Records to use:
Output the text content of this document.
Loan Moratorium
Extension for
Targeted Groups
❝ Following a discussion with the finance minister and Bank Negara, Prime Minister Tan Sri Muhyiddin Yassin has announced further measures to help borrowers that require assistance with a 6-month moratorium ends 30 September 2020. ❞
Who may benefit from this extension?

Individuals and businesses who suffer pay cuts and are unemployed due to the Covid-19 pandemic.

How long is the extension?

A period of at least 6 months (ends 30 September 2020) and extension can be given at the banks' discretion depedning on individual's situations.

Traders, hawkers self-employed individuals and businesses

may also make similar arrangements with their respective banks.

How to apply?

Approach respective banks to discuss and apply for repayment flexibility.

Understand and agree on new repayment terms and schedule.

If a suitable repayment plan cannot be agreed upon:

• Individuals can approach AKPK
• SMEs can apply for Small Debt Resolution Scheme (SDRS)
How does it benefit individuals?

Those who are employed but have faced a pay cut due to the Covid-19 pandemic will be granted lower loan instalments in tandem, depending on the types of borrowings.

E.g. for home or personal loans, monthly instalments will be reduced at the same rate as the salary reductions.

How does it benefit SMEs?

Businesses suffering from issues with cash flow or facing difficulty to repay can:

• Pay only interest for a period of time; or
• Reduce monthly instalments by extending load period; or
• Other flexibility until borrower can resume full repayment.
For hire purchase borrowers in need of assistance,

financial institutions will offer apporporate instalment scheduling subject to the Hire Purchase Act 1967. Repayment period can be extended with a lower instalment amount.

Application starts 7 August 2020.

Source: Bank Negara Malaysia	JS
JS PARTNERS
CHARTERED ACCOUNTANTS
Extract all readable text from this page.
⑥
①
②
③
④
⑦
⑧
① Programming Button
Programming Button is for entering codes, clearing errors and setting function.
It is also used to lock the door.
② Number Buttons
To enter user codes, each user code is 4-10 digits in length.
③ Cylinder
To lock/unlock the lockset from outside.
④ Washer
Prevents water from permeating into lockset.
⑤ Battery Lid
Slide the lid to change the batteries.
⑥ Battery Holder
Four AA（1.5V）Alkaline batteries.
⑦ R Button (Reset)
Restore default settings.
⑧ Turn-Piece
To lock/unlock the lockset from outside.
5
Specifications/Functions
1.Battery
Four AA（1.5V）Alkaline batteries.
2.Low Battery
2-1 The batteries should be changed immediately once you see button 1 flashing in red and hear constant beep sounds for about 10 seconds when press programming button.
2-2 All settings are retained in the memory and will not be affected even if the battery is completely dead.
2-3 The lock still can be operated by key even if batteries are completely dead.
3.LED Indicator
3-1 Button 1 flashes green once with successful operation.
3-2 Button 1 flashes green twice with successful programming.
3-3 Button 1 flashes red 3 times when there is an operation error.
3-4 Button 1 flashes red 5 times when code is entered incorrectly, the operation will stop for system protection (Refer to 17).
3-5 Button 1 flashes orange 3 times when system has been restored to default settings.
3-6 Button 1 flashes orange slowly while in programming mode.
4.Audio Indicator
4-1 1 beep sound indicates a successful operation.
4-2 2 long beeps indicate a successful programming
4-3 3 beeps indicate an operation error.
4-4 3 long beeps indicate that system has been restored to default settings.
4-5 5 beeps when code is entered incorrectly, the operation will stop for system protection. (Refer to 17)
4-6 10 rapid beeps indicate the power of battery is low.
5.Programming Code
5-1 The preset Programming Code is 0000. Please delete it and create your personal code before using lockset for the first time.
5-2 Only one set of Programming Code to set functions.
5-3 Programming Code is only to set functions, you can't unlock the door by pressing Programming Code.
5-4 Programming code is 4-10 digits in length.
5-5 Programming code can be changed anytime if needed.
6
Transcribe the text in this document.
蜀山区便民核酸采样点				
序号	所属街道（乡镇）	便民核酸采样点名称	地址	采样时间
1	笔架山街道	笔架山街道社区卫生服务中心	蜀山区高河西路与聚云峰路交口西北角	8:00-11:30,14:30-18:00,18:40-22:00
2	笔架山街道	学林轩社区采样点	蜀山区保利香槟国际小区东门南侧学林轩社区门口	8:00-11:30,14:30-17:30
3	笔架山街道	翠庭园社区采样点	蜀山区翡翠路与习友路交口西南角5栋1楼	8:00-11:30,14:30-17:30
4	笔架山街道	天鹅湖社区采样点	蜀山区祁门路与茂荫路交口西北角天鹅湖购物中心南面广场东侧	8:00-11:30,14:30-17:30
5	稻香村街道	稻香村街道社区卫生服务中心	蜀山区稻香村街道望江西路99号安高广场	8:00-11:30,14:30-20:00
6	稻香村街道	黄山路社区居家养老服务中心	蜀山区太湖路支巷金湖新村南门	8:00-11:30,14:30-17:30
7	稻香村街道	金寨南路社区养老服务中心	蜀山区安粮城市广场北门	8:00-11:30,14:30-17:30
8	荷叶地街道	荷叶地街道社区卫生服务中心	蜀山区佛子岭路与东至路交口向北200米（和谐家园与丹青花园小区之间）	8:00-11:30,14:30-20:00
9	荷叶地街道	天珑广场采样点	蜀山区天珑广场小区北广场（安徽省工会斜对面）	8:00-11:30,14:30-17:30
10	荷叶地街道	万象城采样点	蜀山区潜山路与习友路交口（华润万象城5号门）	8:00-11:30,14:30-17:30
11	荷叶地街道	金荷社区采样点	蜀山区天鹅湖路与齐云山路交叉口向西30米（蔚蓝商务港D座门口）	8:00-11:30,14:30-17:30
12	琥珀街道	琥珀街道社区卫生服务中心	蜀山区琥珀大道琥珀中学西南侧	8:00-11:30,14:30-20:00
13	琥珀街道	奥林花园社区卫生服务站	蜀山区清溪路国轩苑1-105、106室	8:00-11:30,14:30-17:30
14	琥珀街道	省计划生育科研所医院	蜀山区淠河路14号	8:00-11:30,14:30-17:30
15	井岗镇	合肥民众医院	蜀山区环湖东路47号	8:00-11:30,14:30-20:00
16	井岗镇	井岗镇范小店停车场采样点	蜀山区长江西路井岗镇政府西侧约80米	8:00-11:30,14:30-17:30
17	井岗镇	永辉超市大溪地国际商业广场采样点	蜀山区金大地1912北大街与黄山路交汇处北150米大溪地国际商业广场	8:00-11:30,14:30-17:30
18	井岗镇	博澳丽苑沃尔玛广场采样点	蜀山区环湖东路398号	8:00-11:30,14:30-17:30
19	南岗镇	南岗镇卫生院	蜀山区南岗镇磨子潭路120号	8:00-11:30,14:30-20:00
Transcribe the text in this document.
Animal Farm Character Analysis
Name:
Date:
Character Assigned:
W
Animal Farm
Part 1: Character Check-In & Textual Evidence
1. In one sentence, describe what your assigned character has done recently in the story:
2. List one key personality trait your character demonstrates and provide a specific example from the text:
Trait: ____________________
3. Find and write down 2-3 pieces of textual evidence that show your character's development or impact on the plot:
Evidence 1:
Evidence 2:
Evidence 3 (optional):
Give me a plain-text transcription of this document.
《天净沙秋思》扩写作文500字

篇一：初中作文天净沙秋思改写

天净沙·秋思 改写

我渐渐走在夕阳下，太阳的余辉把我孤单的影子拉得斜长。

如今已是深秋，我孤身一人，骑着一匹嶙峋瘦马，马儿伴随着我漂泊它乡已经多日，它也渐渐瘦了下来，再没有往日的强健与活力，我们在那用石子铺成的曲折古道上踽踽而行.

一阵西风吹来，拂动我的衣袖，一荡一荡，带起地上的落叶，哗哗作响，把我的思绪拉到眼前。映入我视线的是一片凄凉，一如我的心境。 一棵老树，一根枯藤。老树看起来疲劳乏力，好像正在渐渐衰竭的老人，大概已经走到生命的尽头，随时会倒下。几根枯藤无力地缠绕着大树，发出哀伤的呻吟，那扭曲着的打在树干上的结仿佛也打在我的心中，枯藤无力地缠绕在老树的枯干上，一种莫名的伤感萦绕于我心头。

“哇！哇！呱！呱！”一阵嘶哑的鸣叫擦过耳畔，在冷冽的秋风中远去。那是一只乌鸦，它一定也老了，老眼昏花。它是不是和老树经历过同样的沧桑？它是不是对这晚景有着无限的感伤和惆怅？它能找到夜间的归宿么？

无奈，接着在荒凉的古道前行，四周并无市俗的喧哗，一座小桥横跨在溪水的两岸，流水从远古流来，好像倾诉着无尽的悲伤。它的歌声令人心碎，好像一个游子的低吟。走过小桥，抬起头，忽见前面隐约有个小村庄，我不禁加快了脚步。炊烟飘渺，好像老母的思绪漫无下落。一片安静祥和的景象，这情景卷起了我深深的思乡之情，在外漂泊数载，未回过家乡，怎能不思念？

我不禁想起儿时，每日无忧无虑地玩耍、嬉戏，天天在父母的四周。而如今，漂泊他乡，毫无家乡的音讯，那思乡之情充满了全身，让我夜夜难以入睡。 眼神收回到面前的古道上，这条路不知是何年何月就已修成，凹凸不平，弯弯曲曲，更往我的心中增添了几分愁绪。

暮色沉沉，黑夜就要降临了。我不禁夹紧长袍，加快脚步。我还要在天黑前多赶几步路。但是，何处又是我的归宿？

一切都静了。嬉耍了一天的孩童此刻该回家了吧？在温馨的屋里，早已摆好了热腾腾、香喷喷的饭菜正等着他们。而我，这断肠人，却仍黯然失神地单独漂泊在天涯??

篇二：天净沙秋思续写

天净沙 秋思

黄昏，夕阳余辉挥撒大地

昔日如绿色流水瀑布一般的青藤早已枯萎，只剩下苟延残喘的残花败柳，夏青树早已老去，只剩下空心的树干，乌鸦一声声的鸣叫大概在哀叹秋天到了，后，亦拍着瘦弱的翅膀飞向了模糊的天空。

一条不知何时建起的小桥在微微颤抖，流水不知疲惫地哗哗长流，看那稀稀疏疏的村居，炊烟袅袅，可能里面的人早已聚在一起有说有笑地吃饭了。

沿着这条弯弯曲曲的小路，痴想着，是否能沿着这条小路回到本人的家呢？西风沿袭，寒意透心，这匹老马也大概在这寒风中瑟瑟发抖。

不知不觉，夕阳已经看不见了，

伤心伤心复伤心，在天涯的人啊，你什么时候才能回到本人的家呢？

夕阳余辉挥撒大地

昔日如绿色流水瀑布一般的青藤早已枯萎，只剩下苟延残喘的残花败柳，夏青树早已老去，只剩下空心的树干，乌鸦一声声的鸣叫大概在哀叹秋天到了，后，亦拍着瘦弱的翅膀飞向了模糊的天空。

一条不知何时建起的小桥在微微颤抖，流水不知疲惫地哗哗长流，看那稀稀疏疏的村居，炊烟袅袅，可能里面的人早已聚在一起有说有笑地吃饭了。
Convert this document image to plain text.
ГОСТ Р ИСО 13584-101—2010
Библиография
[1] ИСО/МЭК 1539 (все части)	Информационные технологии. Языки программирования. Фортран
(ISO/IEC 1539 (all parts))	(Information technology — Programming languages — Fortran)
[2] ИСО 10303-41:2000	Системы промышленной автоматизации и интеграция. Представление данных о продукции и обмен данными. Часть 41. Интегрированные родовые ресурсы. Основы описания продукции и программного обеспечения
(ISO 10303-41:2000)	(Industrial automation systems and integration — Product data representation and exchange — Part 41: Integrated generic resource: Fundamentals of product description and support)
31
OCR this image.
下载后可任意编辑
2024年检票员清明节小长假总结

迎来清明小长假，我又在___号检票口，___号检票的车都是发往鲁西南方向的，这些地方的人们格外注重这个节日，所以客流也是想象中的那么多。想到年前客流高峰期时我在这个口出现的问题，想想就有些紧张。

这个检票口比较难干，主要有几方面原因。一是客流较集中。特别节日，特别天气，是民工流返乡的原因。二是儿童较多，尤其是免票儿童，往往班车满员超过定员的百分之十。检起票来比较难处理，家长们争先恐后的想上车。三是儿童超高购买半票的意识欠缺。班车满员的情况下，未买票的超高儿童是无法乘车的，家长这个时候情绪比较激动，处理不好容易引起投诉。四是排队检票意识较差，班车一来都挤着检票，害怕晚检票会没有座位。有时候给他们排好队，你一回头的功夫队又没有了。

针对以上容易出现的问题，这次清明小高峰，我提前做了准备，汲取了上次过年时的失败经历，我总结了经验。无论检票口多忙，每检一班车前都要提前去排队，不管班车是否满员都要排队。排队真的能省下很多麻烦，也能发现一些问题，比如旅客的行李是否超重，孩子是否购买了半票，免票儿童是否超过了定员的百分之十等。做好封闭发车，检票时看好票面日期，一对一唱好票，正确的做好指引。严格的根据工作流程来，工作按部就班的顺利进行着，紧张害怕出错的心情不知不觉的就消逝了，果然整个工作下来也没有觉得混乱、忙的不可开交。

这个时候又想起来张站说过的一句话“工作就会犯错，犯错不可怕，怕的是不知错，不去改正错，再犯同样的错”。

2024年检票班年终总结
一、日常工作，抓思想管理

Goal of the exercise:
Check each line above for "instalments" and return the ones that have it.

The result:
Those who are employed but have faced a pay cut due to the Covid-19 pandemic will be granted lower loan instalments in tandem, depending on the types of borrowings.
E.g. for home or personal loans, monthly instalments will be reduced at the same rate as the salary reductions.
• Reduce monthly instalments by extending load period; or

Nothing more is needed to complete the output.